**Document extract**
Wednesday, January 24, 2007

Vista's legal woes

(via Colin Miller. This post is best enjoyed while listening to either Iron Maiden's "The Number of The Beast", or R.E.M.'s "The End of The World As We Know It") .

Windows Vista is nearly upon us. Woe unto us, et cetera, et cetera. The Internet is abuzz with stories of people waiting for Vista with either nervous anticipation or disgruntled disgust. There are those who do not care, but their opinions rarely count, do they? Anyway, whether you're in the camp of those who will be queuing for a copy of the software, or you will be protesting with placards outside of your local PC World store, you will be aware of some of the issues debated.

The first concern with Vista is the re-vamped technological protection measures designed to seek and destroy objectionable materials in the computer, and which will even disable high-quality payback for unlicensed materials. The less publicised problem is that present in Microsoft's new EULA. I have finally managed to read it, and what a read it has proved to be!

There are two particular parts that I find troubling and highly problematic. The first relates to the removal of unwanted software:

"If turned on, Windows Defender will search your computer for “spyware,” “adware” and other potentially unwanted software. If it finds potentially unwanted software, the software will ask you if you want to ignore, disable (quarantine) or remove it. Any potentially unwanted software rated “high” or “severe,” will automatically be removed after scanning unless you change the default setting. Removing or disabling potentially unwanted software may result in
· other software on your computer ceasing to work, or
· your breaching a license to use other software on your computer.

(Layout region records)
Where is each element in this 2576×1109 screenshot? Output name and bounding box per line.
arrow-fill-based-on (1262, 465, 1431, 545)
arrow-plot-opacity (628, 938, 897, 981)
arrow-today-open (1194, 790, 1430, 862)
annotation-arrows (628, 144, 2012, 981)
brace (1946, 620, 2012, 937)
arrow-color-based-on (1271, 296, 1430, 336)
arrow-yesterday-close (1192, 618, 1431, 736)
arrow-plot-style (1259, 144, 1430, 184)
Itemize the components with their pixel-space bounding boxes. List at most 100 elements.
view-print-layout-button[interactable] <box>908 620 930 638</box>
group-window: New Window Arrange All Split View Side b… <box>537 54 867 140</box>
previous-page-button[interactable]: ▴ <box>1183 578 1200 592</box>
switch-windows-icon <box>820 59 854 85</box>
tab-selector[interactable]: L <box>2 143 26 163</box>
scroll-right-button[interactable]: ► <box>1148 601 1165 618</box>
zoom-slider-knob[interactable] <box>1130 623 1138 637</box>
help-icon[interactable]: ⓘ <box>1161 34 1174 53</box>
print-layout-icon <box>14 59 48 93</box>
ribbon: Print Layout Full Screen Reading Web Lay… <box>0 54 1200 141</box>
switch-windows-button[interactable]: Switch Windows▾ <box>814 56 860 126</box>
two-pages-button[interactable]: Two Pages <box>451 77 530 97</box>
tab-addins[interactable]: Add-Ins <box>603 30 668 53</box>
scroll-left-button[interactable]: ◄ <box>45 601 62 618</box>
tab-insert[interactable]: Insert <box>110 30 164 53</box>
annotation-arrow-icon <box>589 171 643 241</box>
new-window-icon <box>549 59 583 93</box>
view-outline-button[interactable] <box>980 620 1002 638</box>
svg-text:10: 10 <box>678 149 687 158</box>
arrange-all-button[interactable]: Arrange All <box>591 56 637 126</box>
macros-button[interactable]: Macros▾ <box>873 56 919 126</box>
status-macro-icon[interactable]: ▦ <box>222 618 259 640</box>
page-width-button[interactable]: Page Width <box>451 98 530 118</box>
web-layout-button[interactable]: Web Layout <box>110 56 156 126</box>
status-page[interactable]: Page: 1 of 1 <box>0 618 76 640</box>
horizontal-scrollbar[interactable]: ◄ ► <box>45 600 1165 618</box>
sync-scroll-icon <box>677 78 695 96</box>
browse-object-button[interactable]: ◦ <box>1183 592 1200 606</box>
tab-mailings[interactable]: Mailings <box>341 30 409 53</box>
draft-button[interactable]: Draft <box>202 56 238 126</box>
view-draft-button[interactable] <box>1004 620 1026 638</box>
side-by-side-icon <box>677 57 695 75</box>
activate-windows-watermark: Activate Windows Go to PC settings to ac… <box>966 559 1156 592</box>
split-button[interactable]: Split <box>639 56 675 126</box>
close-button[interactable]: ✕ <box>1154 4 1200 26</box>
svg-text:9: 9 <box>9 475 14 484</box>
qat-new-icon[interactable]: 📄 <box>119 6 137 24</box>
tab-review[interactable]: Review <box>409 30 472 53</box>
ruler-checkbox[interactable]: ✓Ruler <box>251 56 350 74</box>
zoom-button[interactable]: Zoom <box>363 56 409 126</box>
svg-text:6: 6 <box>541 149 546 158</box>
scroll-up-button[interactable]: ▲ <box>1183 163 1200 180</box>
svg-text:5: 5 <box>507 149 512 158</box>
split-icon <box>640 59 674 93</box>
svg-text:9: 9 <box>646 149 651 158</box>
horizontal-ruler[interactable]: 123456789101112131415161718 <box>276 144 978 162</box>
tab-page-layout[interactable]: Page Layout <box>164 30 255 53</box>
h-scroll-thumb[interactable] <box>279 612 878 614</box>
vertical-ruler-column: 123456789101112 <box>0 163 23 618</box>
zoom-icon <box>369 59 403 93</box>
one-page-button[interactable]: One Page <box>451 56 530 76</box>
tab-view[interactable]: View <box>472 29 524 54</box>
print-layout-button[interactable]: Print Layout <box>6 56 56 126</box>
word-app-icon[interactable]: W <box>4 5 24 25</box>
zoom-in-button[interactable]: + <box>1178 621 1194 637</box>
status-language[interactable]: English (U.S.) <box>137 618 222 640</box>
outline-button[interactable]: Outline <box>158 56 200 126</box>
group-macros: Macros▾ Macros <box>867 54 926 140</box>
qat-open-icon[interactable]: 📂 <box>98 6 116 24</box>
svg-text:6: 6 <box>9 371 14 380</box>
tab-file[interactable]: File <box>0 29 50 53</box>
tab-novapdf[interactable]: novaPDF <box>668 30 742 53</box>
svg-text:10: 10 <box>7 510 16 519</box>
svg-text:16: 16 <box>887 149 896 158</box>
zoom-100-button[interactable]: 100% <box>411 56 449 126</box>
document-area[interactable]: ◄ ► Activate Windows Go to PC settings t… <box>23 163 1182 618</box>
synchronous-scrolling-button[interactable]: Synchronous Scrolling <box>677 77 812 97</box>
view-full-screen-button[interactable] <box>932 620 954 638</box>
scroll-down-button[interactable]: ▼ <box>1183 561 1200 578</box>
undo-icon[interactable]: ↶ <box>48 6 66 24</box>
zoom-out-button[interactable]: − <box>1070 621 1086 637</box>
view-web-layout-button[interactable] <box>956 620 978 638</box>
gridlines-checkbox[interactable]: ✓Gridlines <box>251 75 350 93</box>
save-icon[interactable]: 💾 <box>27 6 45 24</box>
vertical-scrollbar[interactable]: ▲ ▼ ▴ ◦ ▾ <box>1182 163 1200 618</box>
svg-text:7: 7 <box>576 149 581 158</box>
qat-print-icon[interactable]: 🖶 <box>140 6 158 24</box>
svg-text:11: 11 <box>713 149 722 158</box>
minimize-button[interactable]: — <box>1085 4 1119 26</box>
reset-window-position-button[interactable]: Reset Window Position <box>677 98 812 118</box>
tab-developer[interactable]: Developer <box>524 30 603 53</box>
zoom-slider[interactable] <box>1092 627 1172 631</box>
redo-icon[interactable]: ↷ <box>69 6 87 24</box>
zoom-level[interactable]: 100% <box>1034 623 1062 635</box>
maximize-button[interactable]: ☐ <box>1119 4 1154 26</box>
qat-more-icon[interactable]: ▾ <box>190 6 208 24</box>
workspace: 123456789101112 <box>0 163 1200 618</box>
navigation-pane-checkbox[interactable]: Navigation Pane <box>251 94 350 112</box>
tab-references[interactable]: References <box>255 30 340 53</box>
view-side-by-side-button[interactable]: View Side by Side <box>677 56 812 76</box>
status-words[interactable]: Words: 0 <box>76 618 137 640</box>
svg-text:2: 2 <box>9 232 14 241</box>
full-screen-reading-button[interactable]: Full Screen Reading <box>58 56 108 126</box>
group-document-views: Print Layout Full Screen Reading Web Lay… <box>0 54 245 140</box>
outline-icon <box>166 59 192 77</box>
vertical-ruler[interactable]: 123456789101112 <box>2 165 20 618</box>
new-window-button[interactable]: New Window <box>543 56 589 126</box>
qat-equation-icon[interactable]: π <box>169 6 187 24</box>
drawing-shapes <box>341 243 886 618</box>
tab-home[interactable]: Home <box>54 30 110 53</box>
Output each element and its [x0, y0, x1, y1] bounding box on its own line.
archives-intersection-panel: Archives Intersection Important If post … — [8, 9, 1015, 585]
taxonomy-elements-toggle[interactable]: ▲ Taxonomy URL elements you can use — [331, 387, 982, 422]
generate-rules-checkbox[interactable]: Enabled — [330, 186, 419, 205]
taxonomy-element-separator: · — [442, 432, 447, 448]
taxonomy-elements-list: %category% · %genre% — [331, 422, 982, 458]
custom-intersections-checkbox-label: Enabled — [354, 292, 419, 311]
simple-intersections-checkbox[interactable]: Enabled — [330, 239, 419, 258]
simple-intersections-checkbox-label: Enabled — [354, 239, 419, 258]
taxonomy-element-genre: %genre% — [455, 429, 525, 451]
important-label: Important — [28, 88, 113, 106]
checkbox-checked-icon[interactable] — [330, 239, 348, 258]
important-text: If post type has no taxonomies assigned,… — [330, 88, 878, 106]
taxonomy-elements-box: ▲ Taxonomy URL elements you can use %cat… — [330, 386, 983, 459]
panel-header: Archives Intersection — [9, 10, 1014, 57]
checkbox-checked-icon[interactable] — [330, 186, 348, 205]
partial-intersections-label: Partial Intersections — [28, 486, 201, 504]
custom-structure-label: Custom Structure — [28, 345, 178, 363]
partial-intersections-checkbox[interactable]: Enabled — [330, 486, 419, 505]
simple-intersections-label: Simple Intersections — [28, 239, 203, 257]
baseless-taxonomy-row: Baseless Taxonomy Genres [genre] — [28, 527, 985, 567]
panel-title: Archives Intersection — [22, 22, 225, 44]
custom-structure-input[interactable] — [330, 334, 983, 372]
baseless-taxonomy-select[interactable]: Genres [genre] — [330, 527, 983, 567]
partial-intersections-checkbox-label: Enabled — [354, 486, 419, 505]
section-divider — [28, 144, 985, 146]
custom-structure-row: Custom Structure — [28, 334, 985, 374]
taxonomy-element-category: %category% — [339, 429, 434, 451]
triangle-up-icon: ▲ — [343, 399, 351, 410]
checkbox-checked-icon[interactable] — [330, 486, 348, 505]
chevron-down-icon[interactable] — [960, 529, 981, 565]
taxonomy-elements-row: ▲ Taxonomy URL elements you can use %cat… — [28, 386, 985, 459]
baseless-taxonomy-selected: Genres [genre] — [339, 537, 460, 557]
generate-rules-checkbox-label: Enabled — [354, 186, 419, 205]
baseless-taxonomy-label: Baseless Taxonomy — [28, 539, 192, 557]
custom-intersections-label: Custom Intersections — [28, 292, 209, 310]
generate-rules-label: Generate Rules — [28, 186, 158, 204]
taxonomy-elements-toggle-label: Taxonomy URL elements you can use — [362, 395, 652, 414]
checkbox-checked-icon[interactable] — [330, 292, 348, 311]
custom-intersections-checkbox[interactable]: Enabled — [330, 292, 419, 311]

**Parts of the exercise**
[a] According to the post on Vista's legal woes, what happens to potentially unwanted software rated "high" or "severe"?
[b] Format everything from the start of the entries down to the line containing "previous-page-button[interactable]: ▴ <box>1183", both included, as a JSON list of strings with one string per line.

**Outputs by task**
[a] It is automatically removed after scanning unless you change the default setting.

[b]
[
  "Where is each element in this 2576×1109 screenshot? Output name and bounding box per line.",
  "arrow-fill-based-on (1262, 465, 1431, 545)",
  "arrow-plot-opacity (628, 938, 897, 981)",
  "arrow-today-open (1194, 790, 1430, 862)",
  "annotation-arrows (628, 144, 2012, 981)",
  "brace (1946, 620, 2012, 937)",
  "arrow-color-based-on (1271, 296, 1430, 336)",
  "arrow-yesterday-close (1192, 618, 1431, 736)",
  "arrow-plot-style (1259, 144, 1430, 184)",
  "Itemize the components with their pixel-space bounding boxes. List at most 100 elements.",
  "view-print-layout-button[interactable] <box>908 620 930 638</box>",
  "group-window: New Window Arrange All Split View Side b… <box>537 54 867 140</box>",
  "previous-page-button[interactable]: ▴ <box>1183 578 1200 592</box>"
]